**Task:**
Find the lines that hold the word "will" and return them.

**Data provided:**
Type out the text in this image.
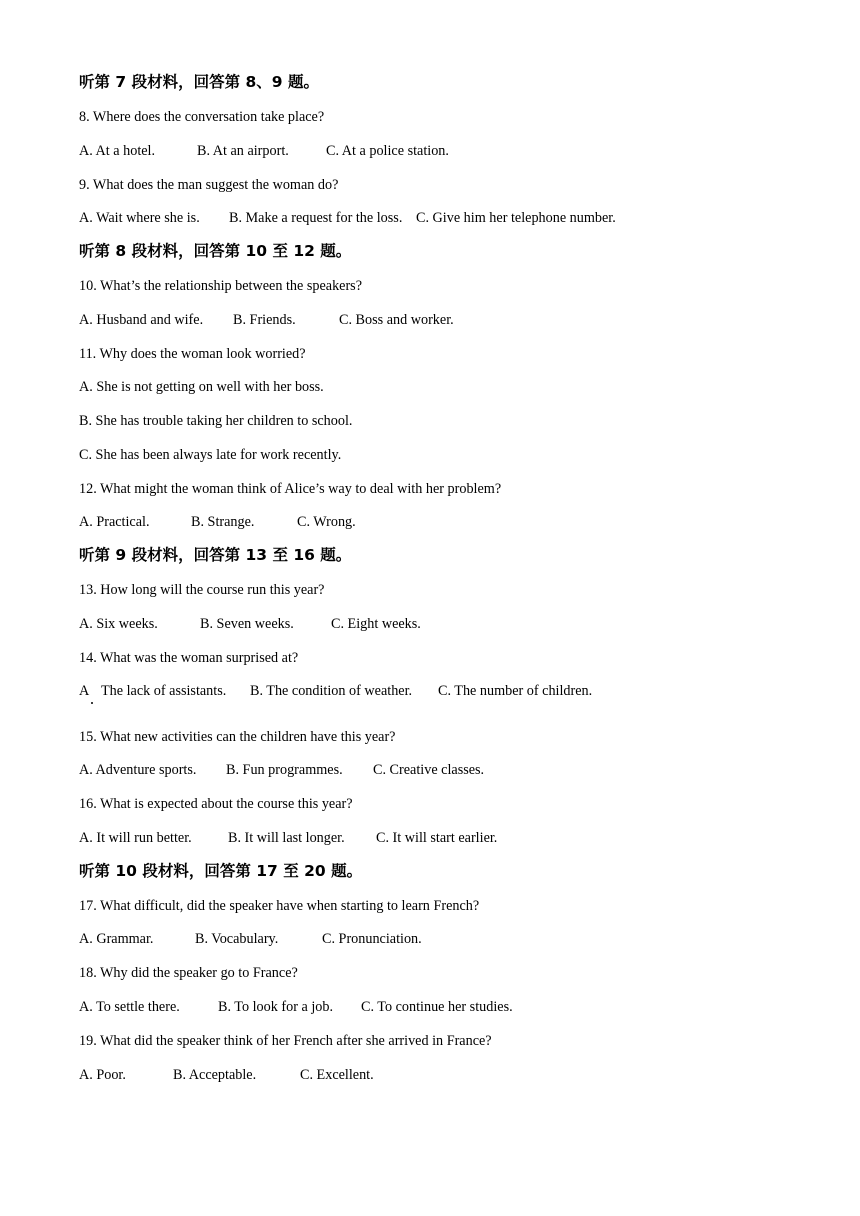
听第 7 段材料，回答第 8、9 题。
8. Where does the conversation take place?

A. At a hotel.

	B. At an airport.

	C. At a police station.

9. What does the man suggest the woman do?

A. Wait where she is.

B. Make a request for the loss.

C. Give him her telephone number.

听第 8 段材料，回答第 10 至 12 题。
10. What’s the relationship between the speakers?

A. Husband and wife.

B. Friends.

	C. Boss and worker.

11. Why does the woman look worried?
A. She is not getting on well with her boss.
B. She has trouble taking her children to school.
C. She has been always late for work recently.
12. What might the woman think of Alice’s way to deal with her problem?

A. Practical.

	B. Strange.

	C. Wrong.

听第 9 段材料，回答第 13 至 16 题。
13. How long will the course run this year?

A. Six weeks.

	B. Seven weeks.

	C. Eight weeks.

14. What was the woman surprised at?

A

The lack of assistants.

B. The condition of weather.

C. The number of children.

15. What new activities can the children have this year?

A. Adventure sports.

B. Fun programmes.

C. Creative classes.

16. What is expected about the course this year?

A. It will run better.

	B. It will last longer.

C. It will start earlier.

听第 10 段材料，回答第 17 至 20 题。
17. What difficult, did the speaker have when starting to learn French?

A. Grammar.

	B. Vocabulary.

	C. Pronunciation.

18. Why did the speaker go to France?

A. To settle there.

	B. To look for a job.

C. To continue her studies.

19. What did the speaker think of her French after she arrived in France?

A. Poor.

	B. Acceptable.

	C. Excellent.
---
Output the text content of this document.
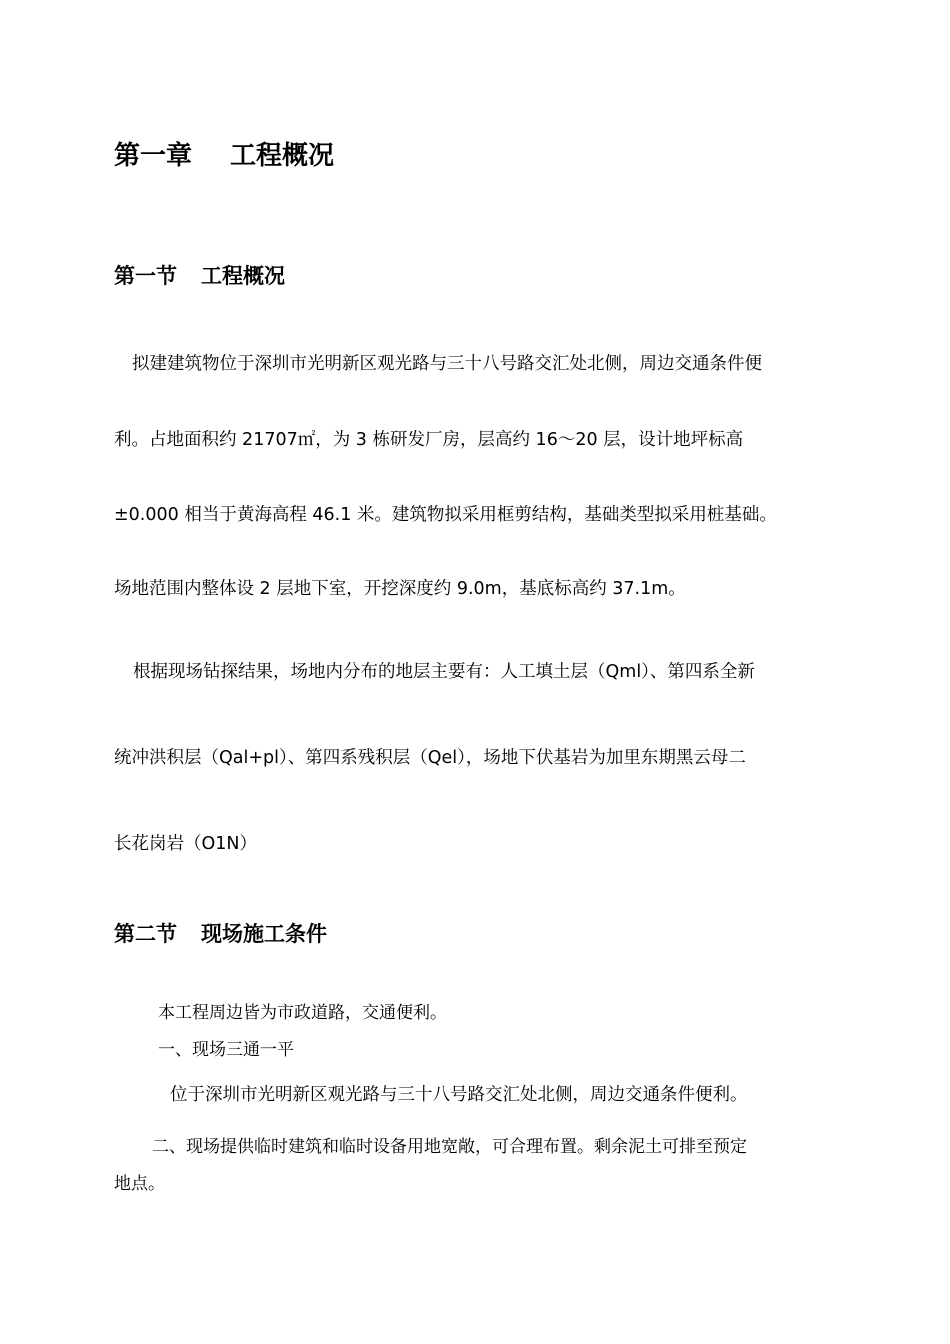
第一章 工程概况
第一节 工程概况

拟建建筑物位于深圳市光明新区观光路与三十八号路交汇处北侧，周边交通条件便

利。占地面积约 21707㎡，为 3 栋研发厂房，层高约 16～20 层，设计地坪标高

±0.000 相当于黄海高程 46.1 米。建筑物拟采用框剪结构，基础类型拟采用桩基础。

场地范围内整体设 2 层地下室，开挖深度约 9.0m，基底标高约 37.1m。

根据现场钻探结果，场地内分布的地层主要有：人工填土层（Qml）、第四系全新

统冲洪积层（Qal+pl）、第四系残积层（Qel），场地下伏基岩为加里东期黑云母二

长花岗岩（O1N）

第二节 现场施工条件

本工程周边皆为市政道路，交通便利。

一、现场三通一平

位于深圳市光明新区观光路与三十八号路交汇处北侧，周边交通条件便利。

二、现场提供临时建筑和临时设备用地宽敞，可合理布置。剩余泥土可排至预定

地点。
---
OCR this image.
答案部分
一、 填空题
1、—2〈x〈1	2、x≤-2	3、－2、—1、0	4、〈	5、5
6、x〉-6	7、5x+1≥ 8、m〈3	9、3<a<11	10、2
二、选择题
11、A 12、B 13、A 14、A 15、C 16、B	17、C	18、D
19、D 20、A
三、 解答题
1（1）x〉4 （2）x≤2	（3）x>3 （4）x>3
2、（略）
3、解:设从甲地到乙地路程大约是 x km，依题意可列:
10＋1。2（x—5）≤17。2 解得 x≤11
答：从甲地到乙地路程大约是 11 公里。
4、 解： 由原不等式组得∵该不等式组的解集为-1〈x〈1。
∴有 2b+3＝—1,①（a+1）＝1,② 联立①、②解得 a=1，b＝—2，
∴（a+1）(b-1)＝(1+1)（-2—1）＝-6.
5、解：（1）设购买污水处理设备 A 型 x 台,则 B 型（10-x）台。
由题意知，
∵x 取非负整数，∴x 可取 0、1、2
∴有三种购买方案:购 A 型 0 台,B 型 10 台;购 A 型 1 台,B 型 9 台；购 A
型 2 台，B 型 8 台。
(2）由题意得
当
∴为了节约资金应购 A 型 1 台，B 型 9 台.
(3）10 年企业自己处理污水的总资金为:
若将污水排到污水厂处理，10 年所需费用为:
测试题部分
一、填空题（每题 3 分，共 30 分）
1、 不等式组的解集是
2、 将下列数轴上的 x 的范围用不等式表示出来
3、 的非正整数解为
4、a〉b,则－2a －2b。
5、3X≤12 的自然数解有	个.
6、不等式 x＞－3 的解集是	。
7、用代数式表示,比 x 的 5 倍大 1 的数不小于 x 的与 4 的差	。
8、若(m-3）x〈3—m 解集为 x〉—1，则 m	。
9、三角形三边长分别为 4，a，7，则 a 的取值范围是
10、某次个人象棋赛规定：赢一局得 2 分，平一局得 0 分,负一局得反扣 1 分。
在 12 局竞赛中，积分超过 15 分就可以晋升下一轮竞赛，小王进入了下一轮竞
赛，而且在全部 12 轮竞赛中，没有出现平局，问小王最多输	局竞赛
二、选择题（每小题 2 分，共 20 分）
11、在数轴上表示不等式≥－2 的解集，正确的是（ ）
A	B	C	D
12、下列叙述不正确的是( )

**Answer to the problem:**
13. How long will the course run this year?
A. It will run better.
	B. It will last longer.
C. It will start earlier.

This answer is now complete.